▶ [Given entries]:
>>
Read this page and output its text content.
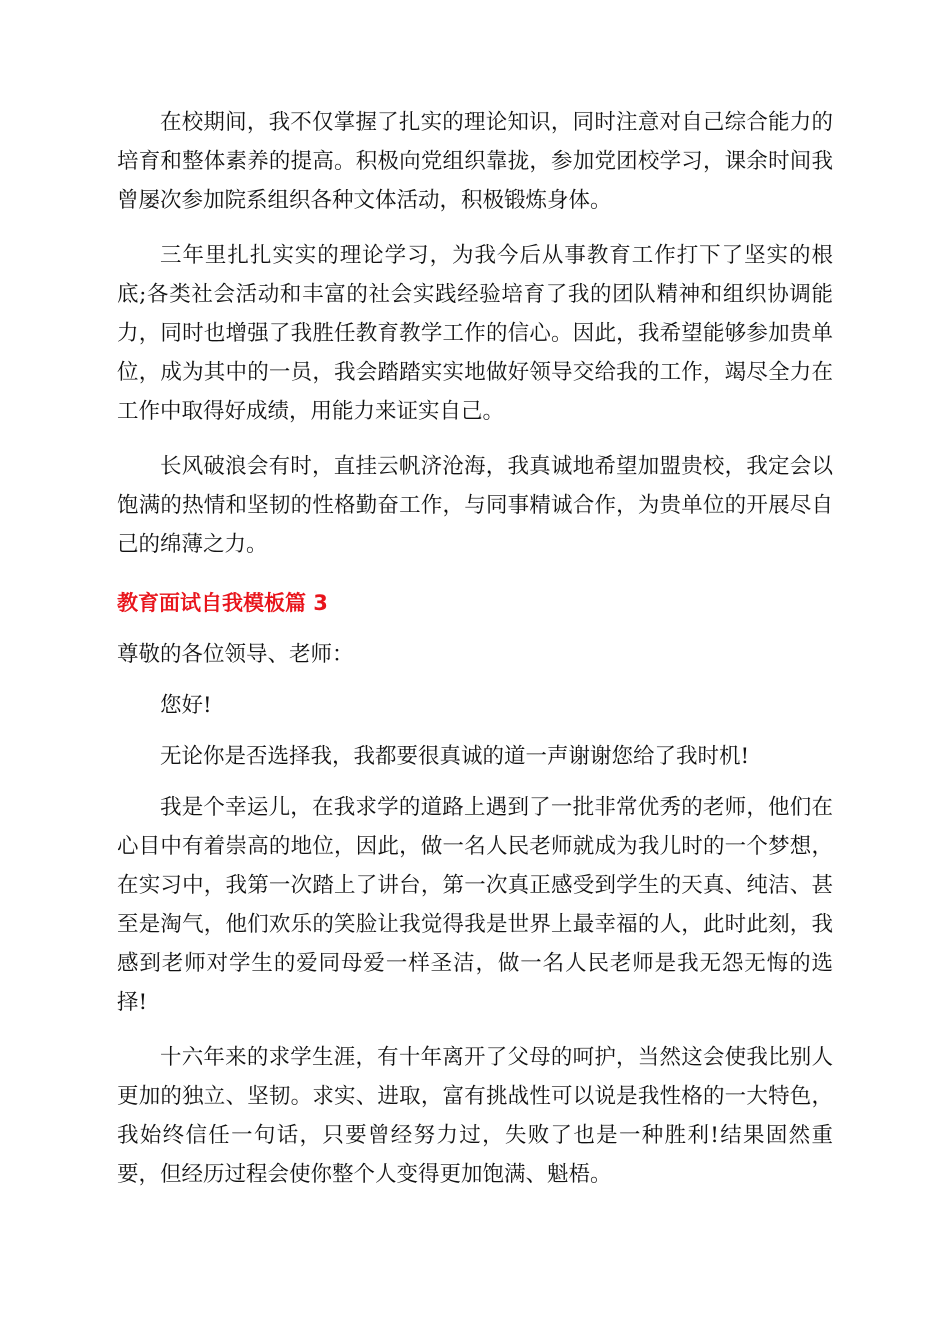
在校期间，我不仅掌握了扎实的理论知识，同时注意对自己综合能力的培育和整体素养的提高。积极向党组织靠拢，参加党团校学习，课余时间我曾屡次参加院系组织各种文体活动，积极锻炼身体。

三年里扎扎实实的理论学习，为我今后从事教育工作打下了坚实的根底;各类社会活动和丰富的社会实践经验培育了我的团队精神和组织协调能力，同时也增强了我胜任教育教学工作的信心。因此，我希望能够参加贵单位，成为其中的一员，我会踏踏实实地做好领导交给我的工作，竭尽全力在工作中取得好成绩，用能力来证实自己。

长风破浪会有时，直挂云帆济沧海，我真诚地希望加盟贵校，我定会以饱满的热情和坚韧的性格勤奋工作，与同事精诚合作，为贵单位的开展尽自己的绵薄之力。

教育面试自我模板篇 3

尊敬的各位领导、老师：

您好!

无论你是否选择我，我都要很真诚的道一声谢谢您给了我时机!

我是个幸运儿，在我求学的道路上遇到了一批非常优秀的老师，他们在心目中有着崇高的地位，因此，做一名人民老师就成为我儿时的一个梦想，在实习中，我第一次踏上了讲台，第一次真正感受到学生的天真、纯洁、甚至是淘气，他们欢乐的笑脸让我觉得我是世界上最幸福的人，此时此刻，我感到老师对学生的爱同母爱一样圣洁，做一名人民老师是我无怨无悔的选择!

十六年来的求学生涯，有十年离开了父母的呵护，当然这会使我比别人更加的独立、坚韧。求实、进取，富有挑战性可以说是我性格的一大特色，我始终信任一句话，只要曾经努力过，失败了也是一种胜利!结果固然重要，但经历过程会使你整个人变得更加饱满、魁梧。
<<
>>
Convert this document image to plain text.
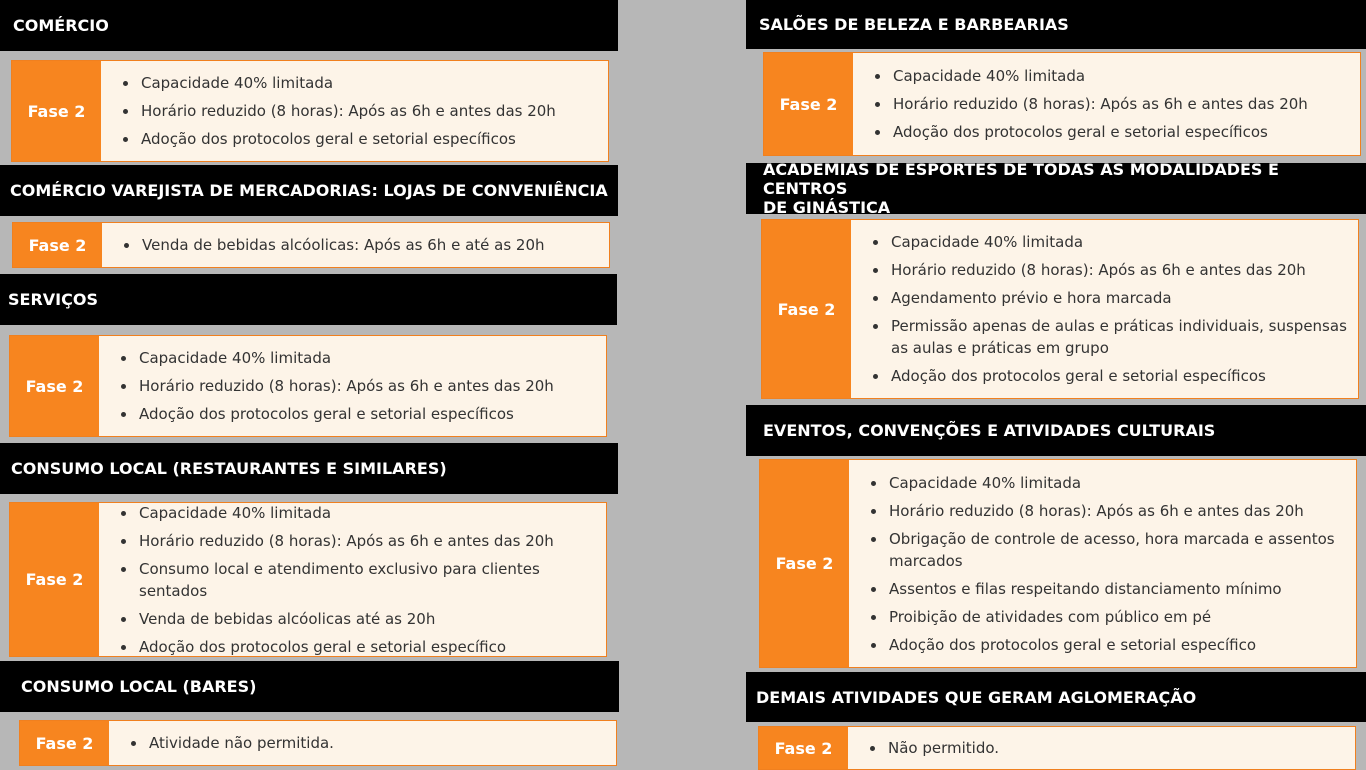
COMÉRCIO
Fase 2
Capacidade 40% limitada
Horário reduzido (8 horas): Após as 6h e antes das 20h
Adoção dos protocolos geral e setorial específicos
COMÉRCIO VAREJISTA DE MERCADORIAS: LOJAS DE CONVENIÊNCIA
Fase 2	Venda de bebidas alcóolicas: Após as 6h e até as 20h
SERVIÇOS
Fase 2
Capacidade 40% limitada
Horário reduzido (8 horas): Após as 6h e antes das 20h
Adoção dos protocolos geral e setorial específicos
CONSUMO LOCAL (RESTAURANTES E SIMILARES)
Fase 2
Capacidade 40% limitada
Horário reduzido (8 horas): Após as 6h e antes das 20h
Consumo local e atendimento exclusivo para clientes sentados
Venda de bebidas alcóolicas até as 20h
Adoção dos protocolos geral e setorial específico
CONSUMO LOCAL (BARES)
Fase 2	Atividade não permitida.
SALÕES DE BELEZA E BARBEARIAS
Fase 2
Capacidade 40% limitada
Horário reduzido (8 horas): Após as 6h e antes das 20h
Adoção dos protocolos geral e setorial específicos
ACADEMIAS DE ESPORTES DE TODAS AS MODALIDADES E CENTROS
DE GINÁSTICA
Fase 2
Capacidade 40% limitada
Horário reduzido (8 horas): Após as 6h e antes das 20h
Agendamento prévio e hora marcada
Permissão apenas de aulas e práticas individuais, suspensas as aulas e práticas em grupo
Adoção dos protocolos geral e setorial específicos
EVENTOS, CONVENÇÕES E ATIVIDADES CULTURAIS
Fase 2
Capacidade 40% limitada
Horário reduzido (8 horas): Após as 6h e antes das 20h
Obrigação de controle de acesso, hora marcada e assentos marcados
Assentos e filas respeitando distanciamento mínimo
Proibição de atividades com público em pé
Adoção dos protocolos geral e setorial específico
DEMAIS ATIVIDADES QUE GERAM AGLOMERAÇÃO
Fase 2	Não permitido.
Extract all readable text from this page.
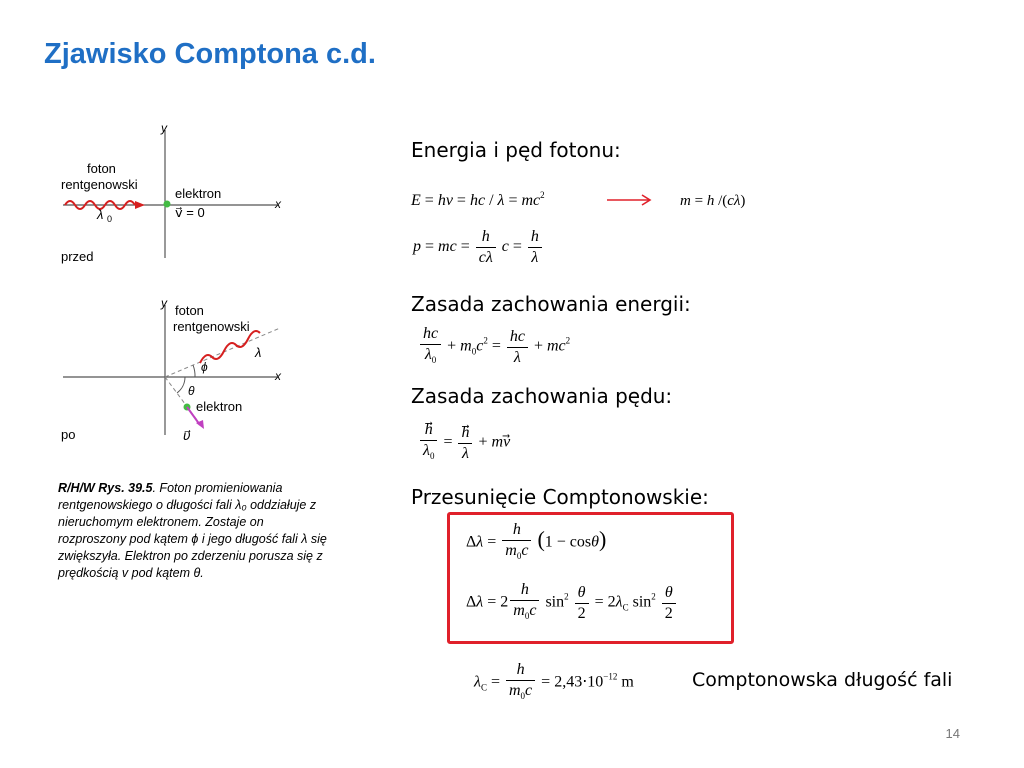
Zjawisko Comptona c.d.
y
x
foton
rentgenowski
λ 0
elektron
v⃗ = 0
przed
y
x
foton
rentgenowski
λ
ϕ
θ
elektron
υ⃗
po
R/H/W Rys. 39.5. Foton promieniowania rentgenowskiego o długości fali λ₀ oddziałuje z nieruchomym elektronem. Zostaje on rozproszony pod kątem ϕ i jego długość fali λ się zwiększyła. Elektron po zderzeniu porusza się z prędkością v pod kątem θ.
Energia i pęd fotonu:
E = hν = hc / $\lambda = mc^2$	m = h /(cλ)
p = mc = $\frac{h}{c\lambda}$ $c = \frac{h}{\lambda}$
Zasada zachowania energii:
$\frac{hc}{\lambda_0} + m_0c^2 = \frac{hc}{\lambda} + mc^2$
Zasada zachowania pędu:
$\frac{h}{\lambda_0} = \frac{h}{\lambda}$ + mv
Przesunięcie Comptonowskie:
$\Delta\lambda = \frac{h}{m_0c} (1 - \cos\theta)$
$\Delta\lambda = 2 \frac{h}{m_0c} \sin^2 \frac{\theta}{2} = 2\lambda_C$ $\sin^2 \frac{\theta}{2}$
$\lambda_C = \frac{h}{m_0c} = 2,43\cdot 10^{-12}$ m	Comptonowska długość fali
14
<<
Scan the lines for the string "theta". Pick out every line that has it.

▶ [Task solution]:
$\Delta\lambda = \frac{h}{m_0c} (1 - \cos\theta)$
$\Delta\lambda = 2 \frac{h}{m_0c} \sin^2 \frac{\theta}{2} = 2\lambda_C$ $\sin^2 \frac{\theta}{2}$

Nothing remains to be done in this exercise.